YOUR OBJECTIVE:
In the material below, count the lines with the word "تماس" and state that number only.

RECORD SET:
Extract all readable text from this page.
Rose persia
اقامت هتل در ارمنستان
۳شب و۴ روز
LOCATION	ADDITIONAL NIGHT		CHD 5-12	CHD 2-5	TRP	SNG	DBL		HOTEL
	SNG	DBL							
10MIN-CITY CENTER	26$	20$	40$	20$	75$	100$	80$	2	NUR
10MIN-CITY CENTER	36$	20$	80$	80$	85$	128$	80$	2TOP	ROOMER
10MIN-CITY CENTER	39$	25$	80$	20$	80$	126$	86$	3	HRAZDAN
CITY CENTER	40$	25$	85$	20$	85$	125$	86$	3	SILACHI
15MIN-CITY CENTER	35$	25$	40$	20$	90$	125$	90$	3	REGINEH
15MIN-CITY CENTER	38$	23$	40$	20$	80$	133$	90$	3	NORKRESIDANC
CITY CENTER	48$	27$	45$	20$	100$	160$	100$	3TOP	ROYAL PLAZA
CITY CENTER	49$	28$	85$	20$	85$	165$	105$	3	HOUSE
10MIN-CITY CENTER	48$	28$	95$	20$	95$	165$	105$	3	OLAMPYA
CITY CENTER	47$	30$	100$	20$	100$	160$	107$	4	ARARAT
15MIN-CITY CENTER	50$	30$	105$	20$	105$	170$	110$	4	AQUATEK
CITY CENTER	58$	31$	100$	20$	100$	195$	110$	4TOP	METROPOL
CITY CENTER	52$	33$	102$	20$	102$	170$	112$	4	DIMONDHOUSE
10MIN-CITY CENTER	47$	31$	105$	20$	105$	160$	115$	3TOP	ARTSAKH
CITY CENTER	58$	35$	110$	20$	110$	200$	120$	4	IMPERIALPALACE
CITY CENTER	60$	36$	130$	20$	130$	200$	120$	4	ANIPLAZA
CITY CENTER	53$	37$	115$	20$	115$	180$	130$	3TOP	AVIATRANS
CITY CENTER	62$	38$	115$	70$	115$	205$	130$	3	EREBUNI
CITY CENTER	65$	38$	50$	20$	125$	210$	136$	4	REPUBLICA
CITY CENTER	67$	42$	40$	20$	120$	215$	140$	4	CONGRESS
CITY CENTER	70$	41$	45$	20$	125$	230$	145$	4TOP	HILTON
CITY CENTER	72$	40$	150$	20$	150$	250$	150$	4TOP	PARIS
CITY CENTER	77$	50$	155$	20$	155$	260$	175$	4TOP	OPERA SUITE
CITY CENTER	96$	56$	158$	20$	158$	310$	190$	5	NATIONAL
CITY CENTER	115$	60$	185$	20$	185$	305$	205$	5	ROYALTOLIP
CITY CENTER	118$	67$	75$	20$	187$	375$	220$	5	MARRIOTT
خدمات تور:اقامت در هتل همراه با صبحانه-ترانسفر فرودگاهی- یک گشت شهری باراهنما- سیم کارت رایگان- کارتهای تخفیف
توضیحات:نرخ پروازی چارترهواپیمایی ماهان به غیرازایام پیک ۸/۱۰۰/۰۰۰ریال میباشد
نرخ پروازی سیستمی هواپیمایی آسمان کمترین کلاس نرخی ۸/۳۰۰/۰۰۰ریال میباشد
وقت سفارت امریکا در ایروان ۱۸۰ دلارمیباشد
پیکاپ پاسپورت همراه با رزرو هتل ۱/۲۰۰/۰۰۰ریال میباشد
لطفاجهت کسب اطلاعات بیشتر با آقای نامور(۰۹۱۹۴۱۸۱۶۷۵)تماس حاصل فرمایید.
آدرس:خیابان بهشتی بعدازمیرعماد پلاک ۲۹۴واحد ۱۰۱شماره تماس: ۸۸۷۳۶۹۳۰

OUTPUT OF THE TASK:
2